* BEGIN Raw records *

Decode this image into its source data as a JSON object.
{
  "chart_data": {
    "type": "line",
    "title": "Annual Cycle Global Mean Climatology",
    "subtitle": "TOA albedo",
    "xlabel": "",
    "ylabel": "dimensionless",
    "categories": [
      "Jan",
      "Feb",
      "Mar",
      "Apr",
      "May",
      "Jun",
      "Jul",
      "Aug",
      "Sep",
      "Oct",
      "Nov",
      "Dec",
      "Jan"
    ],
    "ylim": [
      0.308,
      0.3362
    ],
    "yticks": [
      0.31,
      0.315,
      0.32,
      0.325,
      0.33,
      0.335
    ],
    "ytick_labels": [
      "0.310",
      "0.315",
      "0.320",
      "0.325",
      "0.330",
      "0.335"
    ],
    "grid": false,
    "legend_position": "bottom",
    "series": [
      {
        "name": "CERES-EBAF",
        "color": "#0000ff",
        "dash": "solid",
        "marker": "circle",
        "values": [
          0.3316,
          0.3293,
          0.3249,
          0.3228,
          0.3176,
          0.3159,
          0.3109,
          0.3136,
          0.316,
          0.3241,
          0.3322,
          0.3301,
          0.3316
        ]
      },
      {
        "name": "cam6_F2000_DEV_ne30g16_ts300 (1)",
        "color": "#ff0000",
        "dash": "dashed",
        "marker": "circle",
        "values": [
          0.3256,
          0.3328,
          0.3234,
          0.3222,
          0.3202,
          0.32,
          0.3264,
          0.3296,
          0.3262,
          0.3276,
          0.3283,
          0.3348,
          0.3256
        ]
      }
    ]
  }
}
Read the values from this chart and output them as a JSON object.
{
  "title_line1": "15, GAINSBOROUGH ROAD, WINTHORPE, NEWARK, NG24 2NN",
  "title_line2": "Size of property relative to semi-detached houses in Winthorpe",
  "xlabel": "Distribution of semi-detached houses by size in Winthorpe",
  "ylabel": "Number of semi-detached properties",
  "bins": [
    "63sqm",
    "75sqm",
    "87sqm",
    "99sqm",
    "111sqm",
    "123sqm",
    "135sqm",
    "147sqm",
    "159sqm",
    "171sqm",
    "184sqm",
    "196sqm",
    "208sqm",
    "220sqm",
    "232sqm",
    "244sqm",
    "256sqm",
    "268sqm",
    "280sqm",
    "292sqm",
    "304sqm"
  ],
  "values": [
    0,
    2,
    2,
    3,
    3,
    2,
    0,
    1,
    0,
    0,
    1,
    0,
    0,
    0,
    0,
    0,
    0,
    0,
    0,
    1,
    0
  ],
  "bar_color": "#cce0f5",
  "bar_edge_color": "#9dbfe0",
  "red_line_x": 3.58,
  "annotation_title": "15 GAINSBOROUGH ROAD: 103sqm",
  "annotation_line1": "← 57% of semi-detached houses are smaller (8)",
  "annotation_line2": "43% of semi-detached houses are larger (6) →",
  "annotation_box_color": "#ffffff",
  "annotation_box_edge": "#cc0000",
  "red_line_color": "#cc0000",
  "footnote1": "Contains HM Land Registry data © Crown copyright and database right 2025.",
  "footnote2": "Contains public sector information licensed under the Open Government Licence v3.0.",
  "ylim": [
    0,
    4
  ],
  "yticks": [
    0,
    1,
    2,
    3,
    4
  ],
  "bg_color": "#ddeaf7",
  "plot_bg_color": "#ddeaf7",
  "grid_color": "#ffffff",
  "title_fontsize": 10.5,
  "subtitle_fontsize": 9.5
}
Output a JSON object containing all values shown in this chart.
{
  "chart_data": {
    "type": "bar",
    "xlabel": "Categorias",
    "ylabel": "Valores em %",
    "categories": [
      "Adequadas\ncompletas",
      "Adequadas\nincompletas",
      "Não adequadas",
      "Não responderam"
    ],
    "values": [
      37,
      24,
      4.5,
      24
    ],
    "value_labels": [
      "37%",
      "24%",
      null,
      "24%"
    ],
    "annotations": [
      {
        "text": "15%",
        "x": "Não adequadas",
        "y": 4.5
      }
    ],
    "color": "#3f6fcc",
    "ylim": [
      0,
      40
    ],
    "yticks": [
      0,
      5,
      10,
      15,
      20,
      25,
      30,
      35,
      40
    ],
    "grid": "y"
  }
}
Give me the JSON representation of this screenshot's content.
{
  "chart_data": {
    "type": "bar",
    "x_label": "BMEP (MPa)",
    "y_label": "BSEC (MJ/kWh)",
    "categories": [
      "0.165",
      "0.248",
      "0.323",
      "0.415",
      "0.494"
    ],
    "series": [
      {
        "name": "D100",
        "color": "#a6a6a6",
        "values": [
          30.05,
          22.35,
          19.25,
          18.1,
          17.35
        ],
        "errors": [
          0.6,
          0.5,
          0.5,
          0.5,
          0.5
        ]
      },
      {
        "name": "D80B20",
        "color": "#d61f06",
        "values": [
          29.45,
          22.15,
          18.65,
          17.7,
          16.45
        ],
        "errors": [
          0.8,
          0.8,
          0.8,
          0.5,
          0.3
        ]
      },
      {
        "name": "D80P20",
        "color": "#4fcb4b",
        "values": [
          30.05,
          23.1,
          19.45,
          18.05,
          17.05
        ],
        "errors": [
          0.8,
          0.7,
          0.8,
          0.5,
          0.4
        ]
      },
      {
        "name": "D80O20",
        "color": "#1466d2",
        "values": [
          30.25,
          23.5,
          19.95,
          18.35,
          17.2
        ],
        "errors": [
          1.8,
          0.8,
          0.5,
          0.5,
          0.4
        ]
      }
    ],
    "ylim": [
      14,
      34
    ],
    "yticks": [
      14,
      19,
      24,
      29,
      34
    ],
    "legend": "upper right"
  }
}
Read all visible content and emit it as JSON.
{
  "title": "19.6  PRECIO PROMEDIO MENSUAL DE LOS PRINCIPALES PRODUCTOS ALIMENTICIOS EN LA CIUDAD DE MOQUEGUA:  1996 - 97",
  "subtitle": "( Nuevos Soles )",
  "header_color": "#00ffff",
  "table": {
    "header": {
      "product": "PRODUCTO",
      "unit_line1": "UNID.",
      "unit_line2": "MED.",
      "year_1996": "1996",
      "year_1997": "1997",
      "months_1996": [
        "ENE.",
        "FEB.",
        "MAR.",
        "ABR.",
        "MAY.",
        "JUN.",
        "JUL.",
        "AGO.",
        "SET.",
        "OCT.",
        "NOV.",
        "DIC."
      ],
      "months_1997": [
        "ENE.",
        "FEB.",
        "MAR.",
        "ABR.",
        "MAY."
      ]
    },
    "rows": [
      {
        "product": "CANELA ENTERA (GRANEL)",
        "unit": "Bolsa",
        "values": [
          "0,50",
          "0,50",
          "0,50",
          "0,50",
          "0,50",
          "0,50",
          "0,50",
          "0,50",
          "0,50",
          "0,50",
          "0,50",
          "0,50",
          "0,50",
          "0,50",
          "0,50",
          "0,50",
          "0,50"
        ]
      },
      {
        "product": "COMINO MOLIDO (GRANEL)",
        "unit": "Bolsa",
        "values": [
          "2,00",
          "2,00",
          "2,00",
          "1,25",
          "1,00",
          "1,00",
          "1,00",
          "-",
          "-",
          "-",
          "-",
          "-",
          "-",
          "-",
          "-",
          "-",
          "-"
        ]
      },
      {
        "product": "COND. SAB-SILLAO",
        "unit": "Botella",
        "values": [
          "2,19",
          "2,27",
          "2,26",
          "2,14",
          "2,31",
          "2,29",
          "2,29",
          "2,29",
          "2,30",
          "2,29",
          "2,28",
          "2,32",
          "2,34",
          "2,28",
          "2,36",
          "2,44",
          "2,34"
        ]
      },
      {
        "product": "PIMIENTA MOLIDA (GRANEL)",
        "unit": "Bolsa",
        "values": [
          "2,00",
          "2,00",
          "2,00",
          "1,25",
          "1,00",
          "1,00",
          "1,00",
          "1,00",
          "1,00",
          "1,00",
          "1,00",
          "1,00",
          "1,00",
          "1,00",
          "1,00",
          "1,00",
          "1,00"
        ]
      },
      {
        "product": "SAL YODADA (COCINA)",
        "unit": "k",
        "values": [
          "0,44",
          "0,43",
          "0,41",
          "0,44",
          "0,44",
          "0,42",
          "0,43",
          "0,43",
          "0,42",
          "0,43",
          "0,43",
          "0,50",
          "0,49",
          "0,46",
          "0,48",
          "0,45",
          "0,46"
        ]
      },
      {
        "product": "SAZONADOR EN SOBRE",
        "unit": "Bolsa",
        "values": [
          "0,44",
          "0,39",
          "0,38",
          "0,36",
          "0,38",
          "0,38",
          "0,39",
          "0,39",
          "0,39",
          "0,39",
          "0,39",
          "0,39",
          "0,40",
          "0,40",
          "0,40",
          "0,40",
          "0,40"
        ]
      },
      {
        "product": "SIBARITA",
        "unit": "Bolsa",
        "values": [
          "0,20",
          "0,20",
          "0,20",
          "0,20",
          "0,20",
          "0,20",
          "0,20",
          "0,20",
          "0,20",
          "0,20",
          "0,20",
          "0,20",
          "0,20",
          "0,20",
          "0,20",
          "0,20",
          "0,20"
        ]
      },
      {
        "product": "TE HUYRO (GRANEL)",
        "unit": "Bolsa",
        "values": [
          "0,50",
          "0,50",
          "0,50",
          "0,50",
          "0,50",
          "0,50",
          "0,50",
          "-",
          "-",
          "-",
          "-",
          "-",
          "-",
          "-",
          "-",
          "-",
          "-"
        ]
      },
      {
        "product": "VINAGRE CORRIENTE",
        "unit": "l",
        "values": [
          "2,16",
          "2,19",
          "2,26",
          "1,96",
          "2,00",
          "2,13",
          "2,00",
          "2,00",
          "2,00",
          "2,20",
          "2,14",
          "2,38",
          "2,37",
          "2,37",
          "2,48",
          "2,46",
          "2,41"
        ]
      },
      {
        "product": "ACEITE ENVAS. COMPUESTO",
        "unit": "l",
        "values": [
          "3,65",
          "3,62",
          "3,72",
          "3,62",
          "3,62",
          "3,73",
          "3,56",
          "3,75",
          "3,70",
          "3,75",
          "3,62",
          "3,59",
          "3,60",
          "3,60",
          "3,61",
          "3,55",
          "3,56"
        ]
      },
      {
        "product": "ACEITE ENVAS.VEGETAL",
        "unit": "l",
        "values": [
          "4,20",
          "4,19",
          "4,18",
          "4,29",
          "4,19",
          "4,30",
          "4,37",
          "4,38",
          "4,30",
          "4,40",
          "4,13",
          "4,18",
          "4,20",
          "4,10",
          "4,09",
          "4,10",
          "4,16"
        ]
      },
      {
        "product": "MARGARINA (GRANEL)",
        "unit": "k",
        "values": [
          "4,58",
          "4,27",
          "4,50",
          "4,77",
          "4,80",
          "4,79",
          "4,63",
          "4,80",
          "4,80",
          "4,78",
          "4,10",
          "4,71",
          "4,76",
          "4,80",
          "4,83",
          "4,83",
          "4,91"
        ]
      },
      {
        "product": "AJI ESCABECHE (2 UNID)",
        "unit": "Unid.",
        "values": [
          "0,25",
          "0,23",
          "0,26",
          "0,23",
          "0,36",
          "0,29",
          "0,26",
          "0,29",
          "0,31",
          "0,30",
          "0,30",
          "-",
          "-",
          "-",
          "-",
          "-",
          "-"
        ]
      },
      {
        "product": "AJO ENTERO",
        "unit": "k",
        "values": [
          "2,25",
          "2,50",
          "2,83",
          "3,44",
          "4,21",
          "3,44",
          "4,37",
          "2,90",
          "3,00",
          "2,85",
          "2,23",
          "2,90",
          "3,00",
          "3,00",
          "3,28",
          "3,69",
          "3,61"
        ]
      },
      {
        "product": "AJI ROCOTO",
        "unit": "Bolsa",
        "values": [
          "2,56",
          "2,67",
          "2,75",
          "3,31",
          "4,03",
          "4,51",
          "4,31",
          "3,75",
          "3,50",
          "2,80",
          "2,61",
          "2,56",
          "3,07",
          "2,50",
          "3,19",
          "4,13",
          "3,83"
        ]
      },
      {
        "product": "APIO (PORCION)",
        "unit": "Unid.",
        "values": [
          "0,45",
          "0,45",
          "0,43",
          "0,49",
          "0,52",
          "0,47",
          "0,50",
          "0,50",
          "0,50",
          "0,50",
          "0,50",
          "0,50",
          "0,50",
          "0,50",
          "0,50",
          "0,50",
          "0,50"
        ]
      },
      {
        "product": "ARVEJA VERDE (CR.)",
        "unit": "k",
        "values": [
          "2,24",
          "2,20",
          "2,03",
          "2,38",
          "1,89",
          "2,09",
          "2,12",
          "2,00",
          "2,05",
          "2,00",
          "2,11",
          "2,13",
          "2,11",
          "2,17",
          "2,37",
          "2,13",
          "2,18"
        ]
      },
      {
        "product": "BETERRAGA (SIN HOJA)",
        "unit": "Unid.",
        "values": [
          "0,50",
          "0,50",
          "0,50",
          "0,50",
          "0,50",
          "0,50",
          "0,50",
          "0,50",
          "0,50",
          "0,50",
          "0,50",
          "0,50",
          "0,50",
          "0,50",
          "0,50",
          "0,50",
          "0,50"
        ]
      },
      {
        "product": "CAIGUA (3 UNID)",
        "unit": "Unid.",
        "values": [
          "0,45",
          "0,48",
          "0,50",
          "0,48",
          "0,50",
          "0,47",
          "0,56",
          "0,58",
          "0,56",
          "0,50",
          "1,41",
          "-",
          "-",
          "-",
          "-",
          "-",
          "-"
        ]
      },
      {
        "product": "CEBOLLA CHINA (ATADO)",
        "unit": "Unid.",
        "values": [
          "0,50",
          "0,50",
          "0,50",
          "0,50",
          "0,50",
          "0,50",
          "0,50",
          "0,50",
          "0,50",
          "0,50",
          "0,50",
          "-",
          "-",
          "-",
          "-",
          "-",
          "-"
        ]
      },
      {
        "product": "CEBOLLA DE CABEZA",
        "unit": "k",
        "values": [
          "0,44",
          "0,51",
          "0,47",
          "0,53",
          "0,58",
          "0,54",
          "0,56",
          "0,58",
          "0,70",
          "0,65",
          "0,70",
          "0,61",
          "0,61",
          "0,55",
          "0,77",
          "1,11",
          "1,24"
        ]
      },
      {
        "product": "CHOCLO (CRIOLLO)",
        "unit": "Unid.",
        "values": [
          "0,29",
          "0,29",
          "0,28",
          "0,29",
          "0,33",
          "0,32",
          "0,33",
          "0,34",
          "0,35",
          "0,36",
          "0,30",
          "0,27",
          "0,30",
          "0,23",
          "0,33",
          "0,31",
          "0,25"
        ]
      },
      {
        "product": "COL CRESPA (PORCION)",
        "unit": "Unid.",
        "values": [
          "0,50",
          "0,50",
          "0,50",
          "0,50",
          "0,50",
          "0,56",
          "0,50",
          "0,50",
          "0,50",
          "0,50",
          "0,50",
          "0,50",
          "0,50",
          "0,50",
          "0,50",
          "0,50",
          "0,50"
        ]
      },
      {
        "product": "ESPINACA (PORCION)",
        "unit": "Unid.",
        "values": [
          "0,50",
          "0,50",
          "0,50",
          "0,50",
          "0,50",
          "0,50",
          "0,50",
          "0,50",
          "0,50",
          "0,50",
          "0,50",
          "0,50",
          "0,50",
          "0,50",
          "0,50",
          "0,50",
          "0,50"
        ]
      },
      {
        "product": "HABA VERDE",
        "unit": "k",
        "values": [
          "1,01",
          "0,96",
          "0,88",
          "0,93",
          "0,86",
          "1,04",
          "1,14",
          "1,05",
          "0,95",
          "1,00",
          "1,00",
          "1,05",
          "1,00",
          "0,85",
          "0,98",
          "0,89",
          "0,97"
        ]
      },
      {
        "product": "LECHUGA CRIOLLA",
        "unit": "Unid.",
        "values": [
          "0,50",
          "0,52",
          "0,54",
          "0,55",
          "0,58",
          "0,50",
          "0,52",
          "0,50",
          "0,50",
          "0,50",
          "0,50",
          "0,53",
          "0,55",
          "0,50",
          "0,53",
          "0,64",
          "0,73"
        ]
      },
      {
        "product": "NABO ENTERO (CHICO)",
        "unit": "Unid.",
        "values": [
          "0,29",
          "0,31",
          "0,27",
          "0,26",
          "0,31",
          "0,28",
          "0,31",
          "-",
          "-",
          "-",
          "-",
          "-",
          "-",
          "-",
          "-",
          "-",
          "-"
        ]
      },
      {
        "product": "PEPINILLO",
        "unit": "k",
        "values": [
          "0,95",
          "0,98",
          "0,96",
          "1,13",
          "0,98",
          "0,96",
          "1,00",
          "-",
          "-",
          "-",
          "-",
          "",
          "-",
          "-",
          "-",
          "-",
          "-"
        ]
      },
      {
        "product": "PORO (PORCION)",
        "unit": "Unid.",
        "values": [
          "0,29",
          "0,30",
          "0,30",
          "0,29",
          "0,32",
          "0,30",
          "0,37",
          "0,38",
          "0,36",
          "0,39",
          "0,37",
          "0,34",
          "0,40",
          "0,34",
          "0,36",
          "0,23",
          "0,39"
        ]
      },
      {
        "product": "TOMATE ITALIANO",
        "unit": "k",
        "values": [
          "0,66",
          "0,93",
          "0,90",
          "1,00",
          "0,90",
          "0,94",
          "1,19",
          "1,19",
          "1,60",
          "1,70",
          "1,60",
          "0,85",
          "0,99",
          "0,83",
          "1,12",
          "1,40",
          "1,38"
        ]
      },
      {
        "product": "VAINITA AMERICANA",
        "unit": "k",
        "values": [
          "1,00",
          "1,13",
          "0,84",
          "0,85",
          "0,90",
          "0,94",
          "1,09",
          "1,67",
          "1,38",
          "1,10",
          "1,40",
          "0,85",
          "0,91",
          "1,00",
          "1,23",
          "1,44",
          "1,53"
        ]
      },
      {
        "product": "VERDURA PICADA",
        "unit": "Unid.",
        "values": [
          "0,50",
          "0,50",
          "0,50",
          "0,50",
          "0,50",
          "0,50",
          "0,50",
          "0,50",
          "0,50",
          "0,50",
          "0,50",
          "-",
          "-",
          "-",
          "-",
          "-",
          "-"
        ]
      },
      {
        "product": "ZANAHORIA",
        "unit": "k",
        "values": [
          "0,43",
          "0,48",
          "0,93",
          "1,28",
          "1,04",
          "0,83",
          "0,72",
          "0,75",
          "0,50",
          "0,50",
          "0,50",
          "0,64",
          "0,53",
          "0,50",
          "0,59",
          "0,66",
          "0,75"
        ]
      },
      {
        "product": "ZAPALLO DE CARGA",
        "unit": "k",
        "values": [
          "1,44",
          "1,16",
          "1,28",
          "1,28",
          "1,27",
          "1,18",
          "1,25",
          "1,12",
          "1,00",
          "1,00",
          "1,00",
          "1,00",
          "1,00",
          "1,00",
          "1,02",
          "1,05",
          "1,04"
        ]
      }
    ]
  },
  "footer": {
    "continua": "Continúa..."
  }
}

* END Raw records *

Do this: Gather all the lines that include the word "ylabel" and copy them out.

Worked solution:
    "ylabel": "dimensionless",
  "ylabel": "Number of semi-detached properties",
    "ylabel": "Valores em %",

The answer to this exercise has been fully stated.